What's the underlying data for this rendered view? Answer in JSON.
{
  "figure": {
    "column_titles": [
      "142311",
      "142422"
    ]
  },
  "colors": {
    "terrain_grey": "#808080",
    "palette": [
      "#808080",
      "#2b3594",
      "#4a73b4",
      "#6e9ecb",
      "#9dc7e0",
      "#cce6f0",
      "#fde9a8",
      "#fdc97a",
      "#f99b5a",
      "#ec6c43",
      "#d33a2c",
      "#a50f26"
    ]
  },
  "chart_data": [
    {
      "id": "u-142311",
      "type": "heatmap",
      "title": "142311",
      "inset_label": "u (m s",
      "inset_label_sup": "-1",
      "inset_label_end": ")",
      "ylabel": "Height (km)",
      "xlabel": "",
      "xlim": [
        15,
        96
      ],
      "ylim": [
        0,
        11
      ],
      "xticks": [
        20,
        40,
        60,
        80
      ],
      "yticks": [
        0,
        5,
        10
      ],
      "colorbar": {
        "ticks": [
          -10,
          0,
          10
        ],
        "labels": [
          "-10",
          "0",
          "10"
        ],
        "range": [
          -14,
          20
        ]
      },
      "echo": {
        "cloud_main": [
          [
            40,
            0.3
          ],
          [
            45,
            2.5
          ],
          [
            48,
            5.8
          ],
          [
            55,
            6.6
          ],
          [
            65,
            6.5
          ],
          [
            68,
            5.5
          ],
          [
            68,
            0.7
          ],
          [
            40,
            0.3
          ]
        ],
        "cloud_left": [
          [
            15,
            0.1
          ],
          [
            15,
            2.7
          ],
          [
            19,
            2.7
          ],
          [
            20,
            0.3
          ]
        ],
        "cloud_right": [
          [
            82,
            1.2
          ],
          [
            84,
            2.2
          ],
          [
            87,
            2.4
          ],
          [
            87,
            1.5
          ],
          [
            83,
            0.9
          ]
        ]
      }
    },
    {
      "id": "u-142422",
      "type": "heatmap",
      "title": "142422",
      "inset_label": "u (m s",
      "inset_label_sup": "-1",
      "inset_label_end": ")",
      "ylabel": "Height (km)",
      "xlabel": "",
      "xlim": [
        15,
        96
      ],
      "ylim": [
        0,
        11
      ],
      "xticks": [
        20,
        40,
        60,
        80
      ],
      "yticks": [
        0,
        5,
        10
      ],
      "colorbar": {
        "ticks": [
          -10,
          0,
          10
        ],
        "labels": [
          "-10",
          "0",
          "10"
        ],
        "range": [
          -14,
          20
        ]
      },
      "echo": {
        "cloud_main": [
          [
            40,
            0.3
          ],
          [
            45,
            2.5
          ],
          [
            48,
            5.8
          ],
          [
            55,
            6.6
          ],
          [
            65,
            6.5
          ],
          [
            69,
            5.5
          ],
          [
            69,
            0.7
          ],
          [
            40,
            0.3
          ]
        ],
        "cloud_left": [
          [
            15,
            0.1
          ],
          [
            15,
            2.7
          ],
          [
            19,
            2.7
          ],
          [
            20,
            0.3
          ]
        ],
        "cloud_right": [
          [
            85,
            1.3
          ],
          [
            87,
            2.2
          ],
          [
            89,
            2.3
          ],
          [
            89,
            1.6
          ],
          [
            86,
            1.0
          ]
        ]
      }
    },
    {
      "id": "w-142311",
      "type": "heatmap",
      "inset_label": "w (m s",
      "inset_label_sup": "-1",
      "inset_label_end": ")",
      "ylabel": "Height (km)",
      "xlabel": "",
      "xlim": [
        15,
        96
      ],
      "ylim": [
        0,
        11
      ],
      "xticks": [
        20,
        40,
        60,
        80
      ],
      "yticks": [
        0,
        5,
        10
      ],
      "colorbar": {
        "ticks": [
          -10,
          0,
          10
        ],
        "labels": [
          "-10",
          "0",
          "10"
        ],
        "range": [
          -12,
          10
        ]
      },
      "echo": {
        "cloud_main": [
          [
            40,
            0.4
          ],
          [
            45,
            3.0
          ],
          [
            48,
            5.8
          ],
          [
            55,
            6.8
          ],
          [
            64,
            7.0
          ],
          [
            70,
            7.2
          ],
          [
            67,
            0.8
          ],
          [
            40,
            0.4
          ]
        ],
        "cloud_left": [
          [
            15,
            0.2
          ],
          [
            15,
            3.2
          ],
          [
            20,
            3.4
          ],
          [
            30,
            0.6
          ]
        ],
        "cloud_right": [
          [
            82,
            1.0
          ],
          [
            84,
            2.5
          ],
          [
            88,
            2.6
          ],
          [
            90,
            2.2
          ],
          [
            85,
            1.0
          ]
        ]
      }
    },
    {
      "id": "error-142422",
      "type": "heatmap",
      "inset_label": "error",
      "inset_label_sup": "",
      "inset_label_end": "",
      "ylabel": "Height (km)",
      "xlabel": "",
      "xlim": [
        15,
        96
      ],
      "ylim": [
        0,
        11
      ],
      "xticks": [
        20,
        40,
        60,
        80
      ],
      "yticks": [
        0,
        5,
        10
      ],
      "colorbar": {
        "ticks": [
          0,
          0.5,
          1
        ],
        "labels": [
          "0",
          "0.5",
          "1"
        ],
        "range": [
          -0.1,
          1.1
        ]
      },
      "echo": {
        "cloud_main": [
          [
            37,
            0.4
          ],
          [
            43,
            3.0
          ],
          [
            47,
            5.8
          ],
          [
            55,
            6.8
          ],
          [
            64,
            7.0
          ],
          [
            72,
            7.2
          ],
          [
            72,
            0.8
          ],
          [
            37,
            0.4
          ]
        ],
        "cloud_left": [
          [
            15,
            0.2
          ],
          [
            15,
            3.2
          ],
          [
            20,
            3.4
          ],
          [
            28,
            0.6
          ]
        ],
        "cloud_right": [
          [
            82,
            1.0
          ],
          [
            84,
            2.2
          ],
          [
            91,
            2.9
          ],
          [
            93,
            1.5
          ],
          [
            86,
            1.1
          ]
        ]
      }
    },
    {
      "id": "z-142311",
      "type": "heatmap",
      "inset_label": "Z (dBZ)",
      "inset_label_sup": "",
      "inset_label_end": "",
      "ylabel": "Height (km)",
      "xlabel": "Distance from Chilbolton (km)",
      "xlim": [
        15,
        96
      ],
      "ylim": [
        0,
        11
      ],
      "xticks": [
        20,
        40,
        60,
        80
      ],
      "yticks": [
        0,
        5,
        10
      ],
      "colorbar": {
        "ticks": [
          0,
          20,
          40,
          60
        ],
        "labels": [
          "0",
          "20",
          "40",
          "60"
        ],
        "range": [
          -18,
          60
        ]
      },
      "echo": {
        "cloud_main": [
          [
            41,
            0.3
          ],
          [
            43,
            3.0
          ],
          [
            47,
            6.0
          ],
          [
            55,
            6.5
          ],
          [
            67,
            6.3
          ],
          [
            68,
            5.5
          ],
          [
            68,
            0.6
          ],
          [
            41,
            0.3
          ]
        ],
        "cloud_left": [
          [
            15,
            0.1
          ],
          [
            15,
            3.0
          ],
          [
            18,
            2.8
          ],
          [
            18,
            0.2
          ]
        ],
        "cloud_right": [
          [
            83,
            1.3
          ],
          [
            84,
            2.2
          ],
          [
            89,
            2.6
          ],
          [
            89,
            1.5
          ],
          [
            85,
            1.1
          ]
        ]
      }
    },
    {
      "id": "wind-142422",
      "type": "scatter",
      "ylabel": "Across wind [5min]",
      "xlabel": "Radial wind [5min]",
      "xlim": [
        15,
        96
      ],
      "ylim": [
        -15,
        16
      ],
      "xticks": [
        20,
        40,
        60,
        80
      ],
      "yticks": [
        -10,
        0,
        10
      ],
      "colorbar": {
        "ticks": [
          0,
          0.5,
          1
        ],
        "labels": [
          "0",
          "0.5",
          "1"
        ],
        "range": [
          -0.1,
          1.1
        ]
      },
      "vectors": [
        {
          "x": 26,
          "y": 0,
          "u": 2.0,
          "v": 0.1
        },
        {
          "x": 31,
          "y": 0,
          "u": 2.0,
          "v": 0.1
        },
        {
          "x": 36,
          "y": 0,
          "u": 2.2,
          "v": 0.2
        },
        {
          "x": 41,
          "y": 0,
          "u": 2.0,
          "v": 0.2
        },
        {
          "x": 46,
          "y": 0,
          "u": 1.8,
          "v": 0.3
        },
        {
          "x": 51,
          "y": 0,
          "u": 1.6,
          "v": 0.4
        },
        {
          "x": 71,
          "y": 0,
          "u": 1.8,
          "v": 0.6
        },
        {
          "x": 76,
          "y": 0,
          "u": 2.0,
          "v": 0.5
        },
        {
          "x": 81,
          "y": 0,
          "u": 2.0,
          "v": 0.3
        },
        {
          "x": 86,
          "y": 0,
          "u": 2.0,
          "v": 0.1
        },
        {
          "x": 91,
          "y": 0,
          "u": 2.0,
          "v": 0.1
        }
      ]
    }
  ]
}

------------------------

● Aim: Check each line of the records above for "wind", and copy those that have it.

● Written answer:
      "id": "wind-142422",
      "ylabel": "Across wind [5min]",
      "xlabel": "Radial wind [5min]",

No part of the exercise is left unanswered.